→ **Required work**
Each entry below must be repeated word for word.

→ **Dataset content**
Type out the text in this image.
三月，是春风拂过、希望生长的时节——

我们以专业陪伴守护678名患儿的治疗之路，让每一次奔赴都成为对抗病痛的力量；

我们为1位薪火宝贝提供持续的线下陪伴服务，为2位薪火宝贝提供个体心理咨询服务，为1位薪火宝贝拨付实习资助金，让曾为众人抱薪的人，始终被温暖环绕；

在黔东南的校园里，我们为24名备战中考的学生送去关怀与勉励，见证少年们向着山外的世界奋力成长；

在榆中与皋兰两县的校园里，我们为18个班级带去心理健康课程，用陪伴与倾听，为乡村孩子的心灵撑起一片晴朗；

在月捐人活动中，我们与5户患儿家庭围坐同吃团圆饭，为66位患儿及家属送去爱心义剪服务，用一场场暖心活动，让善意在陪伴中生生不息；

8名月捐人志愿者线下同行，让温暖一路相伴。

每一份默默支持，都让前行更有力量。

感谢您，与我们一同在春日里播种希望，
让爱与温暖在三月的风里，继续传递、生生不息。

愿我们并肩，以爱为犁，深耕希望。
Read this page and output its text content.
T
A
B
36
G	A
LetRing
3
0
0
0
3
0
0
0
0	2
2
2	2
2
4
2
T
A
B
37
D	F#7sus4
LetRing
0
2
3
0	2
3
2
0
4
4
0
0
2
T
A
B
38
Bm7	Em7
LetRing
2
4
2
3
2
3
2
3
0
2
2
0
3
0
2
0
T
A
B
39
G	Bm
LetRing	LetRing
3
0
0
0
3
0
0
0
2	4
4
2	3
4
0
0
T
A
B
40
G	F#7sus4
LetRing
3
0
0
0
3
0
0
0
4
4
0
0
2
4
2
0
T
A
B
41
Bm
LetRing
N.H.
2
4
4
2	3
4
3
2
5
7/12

→ **Correct output**
Type out the text in this image.
三月，是春风拂过、希望生长的时节——

我们以专业陪伴守护678名患儿的治疗之路，让每一次奔赴都成为对抗病痛的力量；

我们为1位薪火宝贝提供持续的线下陪伴服务，为2位薪火宝贝提供个体心理咨询服务，为1位薪火宝贝拨付实习资助金，让曾为众人抱薪的人，始终被温暖环绕；

在黔东南的校园里，我们为24名备战中考的学生送去关怀与勉励，见证少年们向着山外的世界奋力成长；

在榆中与皋兰两县的校园里，我们为18个班级带去心理健康课程，用陪伴与倾听，为乡村孩子的心灵撑起一片晴朗；

在月捐人活动中，我们与5户患儿家庭围坐同吃团圆饭，为66位患儿及家属送去爱心义剪服务，用一场场暖心活动，让善意在陪伴中生生不息；

8名月捐人志愿者线下同行，让温暖一路相伴。

每一份默默支持，都让前行更有力量。

感谢您，与我们一同在春日里播种希望，
让爱与温暖在三月的风里，继续传递、生生不息。

愿我们并肩，以爱为犁，深耕希望。
Read this page and output its text content.
T
A
B
36
G	A
LetRing
3
0
0
0
3
0
0
0
0	2
2
2	2
2
4
2
T
A
B
37
D	F#7sus4
LetRing
0
2
3
0	2
3
2
0
4
4
0
0
2
T
A
B
38
Bm7	Em7
LetRing
2
4
2
3
2
3
2
3
0
2
2
0
3
0
2
0
T
A
B
39
G	Bm
LetRing	LetRing
3
0
0
0
3
0
0
0
2	4
4
2	3
4
0
0
T
A
B
40
G	F#7sus4
LetRing
3
0
0
0
3
0
0
0
4
4
0
0
2
4
2
0
T
A
B
41
Bm
LetRing
N.H.
2
4
4
2	3
4
3
2
5
7/12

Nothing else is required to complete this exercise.